● **Dataset items**
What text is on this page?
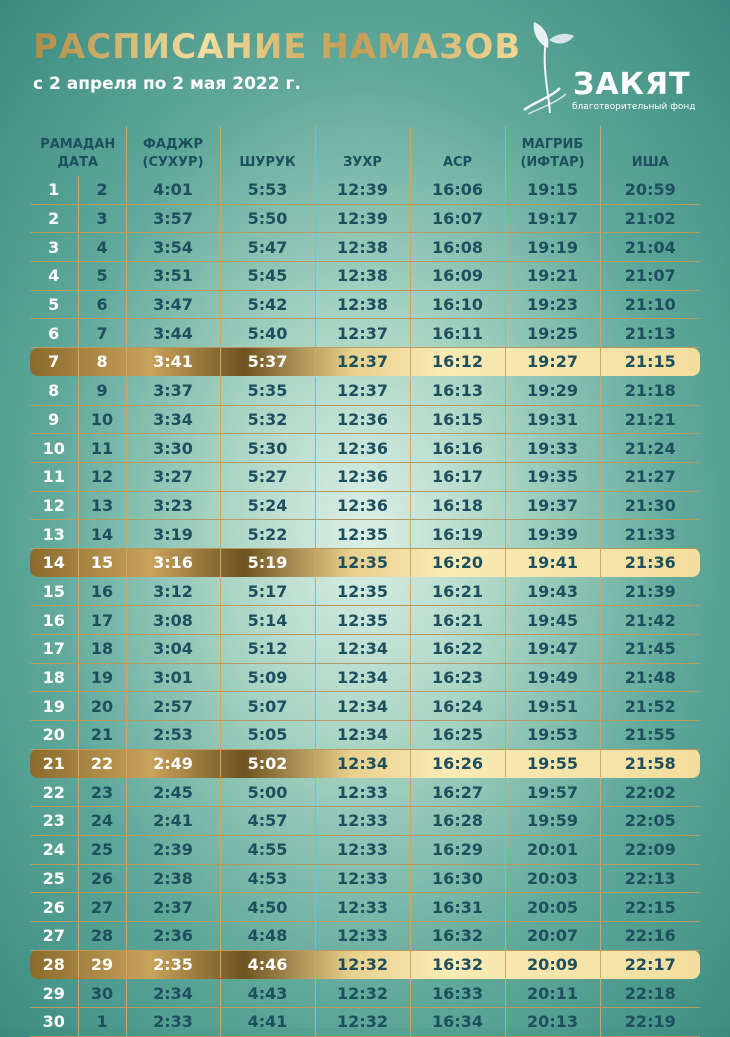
РАСПИСАНИЕ НАМАЗОВ

с 2 апреля по 2 мая 2022 г.	ЗАКЯТ
благотворительный фонд
РАМАДАН
ДАТА		ФАДЖР (СУХУР)	ШУРУК	ЗУХР	АСР	МАГРИБ (ИФТАР)	ИША
1	2	4:01	5:53	12:39	16:06	19:15	20:59
2	3	3:57	5:50	12:39	16:07	19:17	21:02
3	4	3:54	5:47	12:38	16:08	19:19	21:04
4	5	3:51	5:45	12:38	16:09	19:21	21:07
5	6	3:47	5:42	12:38	16:10	19:23	21:10
6	7	3:44	5:40	12:37	16:11	19:25	21:13
7	8	3:41	5:37	12:37	16:12	19:27	21:15
8	9	3:37	5:35	12:37	16:13	19:29	21:18
9	10	3:34	5:32	12:36	16:15	19:31	21:21
10	11	3:30	5:30	12:36	16:16	19:33	21:24
11	12	3:27	5:27	12:36	16:17	19:35	21:27
12	13	3:23	5:24	12:36	16:18	19:37	21:30
13	14	3:19	5:22	12:35	16:19	19:39	21:33
14	15	3:16	5:19	12:35	16:20	19:41	21:36
15	16	3:12	5:17	12:35	16:21	19:43	21:39
16	17	3:08	5:14	12:35	16:21	19:45	21:42
17	18	3:04	5:12	12:34	16:22	19:47	21:45
18	19	3:01	5:09	12:34	16:23	19:49	21:48
19	20	2:57	5:07	12:34	16:24	19:51	21:52
20	21	2:53	5:05	12:34	16:25	19:53	21:55
21	22	2:49	5:02	12:34	16:26	19:55	21:58
22	23	2:45	5:00	12:33	16:27	19:57	22:02
23	24	2:41	4:57	12:33	16:28	19:59	22:05
24	25	2:39	4:55	12:33	16:29	20:01	22:09
25	26	2:38	4:53	12:33	16:30	20:03	22:13
26	27	2:37	4:50	12:33	16:31	20:05	22:15
27	28	2:36	4:48	12:33	16:32	20:07	22:16
28	29	2:35	4:46	12:32	16:32	20:09	22:17
29	30	2:34	4:43	12:32	16:33	20:11	22:18
30	1	2:33	4:41	12:32	16:34	20:13	22:19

● **Instruction**
Omitting all images, print the listing exactly.

● **Task answer**
What text is on this page?
РАСПИСАНИЕ НАМАЗОВ

с 2 апреля по 2 мая 2022 г.	ЗАКЯТ
благотворительный фонд
РАМАДАН
ДАТА		ФАДЖР (СУХУР)	ШУРУК	ЗУХР	АСР	МАГРИБ (ИФТАР)	ИША
1	2	4:01	5:53	12:39	16:06	19:15	20:59
2	3	3:57	5:50	12:39	16:07	19:17	21:02
3	4	3:54	5:47	12:38	16:08	19:19	21:04
4	5	3:51	5:45	12:38	16:09	19:21	21:07
5	6	3:47	5:42	12:38	16:10	19:23	21:10
6	7	3:44	5:40	12:37	16:11	19:25	21:13
7	8	3:41	5:37	12:37	16:12	19:27	21:15
8	9	3:37	5:35	12:37	16:13	19:29	21:18
9	10	3:34	5:32	12:36	16:15	19:31	21:21
10	11	3:30	5:30	12:36	16:16	19:33	21:24
11	12	3:27	5:27	12:36	16:17	19:35	21:27
12	13	3:23	5:24	12:36	16:18	19:37	21:30
13	14	3:19	5:22	12:35	16:19	19:39	21:33
14	15	3:16	5:19	12:35	16:20	19:41	21:36
15	16	3:12	5:17	12:35	16:21	19:43	21:39
16	17	3:08	5:14	12:35	16:21	19:45	21:42
17	18	3:04	5:12	12:34	16:22	19:47	21:45
18	19	3:01	5:09	12:34	16:23	19:49	21:48
19	20	2:57	5:07	12:34	16:24	19:51	21:52
20	21	2:53	5:05	12:34	16:25	19:53	21:55
21	22	2:49	5:02	12:34	16:26	19:55	21:58
22	23	2:45	5:00	12:33	16:27	19:57	22:02
23	24	2:41	4:57	12:33	16:28	19:59	22:05
24	25	2:39	4:55	12:33	16:29	20:01	22:09
25	26	2:38	4:53	12:33	16:30	20:03	22:13
26	27	2:37	4:50	12:33	16:31	20:05	22:15
27	28	2:36	4:48	12:33	16:32	20:07	22:16
28	29	2:35	4:46	12:32	16:32	20:09	22:17
29	30	2:34	4:43	12:32	16:33	20:11	22:18
30	1	2:33	4:41	12:32	16:34	20:13	22:19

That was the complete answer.